• [Passage provided]
[Start of section]

Book Review

Middle Passage by Charles Johnson

middling swashbuckling adventure

cw: depression, anhedonia, alcohol abuse, slavery

August 24th, no, 26th

I was out of town for a few days, nothing exciting.

Just southern England.

Don’t worry, TriumphoftheNow.com donators, I wasn’t spending your hard earned money on frivolity and having a good time! It was a trip paid for by someone else. It wasn’t very exciting. It was basically a 4-day gentle bender, just booze, again, nothing exciting, but y’know, being with people too, like, repressed to say, “maybe you should be drinking a little bit less, scott?”

That’s one of the problems with cycling in and out of periods of heavy drinking, is that you’re able to drink a lot without ever being raucously drunk, so people don’t necessarily notice in the way they would… if you were crazy wasted. Like, not being wasted, even though you’re drinking a lot it’s, y’know, like, easier to pretend things are fine, right? Drinking 20 drinks in a day is definitely unhealthy, right? If anything, it’s a particular sign of poor health if you’re not visibly off your face after all that. But, hey, who am I to judge myself?

Who am I to judge myself?

I’m doing the voice to speech thing again, so who knows what this will look like when I go to edit it up later on but, I’m not, not, doing ok.

I’m not doing ok.

I’m gonna have to do something drastic like get a job or something. Just, y’know, at least when I was miserable in Toronto I was able to put some money away. Luckily I did that because of all the excess taxes that the Canadians keep emailing me demanding hahaha – I’ve got nothing left, bebbe!

[End of section]

• [Recorded information]
[Start of section]

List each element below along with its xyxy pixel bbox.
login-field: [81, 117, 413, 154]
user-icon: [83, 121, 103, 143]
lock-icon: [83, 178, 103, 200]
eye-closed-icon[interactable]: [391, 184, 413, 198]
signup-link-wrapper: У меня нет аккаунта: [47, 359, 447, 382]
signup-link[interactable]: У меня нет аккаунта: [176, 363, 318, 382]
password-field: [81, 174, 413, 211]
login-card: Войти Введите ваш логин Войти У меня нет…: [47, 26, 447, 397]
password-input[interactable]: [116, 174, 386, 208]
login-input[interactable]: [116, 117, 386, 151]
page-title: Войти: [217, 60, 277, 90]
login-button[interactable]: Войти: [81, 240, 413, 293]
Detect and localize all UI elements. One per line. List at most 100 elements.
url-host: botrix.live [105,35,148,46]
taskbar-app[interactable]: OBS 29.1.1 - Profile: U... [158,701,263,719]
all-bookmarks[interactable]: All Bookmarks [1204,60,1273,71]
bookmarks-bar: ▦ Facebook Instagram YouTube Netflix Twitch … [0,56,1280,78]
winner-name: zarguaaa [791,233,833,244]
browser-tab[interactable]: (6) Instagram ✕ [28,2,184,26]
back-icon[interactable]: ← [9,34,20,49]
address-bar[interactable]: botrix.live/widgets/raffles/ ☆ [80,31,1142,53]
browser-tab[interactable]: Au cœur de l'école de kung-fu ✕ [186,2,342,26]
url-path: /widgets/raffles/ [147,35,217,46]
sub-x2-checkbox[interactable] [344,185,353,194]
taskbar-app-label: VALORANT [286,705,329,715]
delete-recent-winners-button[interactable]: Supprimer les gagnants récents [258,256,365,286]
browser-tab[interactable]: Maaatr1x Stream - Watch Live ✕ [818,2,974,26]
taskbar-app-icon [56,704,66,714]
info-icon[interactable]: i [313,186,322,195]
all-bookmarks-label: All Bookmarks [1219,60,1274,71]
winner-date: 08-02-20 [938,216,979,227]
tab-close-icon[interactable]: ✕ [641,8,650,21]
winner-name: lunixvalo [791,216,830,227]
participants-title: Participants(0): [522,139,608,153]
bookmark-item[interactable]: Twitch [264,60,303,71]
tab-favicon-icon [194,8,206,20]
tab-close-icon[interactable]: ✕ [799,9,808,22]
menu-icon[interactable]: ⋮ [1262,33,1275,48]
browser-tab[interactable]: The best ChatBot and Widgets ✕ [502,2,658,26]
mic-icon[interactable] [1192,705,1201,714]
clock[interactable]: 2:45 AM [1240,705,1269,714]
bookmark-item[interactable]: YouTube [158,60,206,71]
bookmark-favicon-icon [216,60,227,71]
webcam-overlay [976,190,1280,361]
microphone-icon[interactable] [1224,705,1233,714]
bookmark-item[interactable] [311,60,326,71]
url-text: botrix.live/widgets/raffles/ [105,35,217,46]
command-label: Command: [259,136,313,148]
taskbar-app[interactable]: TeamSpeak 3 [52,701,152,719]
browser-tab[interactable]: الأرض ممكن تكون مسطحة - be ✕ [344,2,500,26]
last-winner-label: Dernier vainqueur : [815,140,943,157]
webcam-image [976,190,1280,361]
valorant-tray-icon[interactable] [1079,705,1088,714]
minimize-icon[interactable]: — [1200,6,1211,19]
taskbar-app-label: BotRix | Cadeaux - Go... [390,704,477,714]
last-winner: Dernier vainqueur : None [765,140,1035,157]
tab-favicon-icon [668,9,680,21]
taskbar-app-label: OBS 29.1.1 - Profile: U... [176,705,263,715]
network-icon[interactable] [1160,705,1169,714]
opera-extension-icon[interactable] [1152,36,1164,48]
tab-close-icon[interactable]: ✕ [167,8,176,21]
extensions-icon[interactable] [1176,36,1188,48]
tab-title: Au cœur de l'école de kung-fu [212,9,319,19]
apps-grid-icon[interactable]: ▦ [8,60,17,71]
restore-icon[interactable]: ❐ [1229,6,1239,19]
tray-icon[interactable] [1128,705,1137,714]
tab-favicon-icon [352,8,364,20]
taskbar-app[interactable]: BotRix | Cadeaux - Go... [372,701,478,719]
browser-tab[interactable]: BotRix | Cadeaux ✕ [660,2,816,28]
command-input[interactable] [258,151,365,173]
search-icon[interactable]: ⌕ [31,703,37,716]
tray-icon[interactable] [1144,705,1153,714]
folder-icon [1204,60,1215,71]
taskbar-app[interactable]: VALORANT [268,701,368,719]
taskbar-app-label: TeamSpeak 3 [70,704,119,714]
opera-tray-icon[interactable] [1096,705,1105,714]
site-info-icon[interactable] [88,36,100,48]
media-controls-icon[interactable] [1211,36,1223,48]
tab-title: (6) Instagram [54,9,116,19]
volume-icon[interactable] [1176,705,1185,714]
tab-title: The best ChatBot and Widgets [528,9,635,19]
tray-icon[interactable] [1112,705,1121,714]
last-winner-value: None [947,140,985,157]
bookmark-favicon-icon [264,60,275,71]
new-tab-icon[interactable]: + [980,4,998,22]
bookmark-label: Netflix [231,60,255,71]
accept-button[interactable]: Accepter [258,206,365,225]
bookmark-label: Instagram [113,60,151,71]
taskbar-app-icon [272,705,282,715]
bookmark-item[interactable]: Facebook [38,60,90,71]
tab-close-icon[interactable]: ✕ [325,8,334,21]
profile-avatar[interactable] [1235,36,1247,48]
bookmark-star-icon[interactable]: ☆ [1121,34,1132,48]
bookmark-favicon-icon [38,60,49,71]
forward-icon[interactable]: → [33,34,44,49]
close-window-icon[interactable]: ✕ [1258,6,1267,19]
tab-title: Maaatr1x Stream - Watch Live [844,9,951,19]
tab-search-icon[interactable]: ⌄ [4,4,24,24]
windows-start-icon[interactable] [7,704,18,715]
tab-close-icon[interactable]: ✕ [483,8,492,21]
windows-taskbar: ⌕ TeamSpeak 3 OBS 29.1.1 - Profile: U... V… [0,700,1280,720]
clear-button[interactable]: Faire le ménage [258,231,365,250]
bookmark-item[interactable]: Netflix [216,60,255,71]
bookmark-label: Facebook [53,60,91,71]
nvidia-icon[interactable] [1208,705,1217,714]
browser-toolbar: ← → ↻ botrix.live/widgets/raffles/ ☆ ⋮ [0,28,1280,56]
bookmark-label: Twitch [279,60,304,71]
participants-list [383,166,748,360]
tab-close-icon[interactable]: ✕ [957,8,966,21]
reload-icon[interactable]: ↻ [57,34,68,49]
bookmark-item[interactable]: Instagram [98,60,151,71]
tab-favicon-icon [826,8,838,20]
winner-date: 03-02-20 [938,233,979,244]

[End of section]

List every content warning given in the book review. The data have no role in this exercise.

• [Written answer]
depression
anhedonia
alcohol abuse
slavery